### WHAT TO DO:
Wherever "page" appears in a line, list that line.

START LISTED RECORDS

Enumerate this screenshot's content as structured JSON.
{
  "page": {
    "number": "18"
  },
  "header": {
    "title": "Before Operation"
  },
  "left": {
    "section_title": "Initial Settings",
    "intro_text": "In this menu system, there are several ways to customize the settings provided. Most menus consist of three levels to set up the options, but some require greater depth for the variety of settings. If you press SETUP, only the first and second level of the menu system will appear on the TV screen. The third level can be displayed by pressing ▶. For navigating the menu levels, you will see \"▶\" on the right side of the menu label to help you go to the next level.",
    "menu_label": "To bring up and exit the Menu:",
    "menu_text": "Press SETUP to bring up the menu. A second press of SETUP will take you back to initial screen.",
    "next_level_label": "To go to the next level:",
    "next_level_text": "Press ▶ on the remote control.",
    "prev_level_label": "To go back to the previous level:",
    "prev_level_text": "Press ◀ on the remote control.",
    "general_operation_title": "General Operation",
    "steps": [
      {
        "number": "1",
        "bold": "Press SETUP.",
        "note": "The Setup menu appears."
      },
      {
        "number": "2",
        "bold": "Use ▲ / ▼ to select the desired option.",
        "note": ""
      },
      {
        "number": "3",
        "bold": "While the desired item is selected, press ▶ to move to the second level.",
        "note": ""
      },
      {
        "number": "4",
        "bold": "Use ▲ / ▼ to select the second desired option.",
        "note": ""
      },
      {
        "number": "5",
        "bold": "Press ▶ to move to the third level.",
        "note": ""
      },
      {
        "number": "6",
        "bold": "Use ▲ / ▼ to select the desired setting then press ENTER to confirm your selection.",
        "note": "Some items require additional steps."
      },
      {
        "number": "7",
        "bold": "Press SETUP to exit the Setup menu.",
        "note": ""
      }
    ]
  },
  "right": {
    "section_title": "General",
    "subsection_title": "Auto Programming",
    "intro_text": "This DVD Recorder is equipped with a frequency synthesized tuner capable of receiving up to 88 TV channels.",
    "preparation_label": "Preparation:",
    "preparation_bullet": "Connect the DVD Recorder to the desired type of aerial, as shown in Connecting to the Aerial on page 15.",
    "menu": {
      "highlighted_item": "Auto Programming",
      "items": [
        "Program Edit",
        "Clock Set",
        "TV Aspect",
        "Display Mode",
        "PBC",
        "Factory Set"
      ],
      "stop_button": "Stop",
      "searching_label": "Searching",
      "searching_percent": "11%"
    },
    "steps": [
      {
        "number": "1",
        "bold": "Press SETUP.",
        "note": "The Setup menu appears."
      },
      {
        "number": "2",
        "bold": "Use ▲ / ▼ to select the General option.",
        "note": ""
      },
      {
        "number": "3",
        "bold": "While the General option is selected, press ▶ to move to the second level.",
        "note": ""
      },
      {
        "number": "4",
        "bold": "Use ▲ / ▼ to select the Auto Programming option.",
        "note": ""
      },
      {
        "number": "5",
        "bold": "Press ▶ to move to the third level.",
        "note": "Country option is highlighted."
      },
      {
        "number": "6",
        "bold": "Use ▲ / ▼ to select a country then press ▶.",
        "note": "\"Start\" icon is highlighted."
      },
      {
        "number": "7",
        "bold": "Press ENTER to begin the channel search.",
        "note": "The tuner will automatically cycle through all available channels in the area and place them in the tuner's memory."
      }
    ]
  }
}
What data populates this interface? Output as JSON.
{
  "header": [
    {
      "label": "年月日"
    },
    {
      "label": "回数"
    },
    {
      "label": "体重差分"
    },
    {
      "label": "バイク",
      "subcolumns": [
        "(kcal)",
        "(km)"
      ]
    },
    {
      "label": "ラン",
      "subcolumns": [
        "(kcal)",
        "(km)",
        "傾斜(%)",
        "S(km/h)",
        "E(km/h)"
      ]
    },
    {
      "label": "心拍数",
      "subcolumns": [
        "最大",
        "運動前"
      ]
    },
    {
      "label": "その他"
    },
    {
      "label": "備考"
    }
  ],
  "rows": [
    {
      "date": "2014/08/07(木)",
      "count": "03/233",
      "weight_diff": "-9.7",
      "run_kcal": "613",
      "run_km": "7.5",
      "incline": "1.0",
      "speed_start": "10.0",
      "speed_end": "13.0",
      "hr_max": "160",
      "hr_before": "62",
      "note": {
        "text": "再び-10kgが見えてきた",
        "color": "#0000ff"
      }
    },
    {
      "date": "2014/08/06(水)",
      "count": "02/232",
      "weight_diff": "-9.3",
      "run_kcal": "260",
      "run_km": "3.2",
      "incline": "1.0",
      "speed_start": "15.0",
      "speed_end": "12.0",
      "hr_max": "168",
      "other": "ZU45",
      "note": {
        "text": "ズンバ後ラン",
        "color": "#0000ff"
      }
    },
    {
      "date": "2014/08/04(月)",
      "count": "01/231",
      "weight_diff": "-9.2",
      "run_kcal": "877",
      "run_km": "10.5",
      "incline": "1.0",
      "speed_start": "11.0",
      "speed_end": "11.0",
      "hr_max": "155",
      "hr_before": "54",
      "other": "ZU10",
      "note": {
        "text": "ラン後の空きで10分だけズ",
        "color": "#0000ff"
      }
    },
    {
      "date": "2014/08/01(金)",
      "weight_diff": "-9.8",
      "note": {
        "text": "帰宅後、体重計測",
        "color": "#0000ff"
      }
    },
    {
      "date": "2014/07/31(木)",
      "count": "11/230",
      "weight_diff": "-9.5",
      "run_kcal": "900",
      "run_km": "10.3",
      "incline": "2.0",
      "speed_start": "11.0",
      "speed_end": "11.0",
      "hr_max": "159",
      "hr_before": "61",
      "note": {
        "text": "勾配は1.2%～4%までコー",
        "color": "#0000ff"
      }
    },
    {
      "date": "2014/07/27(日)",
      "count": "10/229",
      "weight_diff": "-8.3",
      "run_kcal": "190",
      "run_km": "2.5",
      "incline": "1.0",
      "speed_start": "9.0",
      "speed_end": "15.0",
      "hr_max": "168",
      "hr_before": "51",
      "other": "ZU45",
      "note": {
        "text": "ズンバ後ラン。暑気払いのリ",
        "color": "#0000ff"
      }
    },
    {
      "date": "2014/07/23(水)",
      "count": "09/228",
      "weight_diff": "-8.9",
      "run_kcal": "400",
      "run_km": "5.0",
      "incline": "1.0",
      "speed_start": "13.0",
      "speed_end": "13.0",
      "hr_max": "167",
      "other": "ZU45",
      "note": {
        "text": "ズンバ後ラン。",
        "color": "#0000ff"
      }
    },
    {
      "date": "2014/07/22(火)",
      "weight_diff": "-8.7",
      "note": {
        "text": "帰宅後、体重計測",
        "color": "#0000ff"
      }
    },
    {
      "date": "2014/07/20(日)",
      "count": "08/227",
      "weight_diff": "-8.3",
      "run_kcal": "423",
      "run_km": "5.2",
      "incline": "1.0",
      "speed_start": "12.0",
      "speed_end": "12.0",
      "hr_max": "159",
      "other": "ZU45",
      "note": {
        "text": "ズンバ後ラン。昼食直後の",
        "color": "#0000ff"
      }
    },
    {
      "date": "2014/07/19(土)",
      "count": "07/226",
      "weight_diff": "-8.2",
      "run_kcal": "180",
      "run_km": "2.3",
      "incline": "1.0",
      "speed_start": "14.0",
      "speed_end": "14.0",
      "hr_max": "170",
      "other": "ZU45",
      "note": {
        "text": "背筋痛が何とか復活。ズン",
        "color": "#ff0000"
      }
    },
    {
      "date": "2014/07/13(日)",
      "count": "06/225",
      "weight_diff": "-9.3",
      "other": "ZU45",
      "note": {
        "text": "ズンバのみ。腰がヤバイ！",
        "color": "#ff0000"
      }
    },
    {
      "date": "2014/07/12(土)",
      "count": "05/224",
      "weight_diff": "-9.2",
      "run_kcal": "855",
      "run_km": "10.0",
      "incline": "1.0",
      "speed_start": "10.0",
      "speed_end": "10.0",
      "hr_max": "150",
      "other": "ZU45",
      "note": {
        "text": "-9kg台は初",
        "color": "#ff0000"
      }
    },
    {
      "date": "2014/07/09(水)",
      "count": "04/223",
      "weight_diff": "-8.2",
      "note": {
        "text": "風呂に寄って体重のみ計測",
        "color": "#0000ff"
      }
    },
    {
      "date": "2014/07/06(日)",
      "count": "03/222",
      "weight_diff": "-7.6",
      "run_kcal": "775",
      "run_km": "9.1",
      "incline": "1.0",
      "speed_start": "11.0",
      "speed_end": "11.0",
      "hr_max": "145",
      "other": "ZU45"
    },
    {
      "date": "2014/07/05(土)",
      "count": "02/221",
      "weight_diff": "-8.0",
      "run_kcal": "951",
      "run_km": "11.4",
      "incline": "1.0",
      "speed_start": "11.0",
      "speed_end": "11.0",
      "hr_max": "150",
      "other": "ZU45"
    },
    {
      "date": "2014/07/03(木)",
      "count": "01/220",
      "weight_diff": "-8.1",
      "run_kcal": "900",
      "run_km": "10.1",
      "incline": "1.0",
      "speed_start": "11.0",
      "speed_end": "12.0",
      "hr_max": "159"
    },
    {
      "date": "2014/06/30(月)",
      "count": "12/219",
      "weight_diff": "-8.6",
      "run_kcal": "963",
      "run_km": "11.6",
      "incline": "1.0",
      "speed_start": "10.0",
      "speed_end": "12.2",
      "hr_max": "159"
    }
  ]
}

END LISTED RECORDS

### RIGHT ANSWER:
  "page": {
    "preparation_bullet": "Connect the DVD Recorder to the desired type of aerial, as shown in Connecting to the Aerial on page 15.",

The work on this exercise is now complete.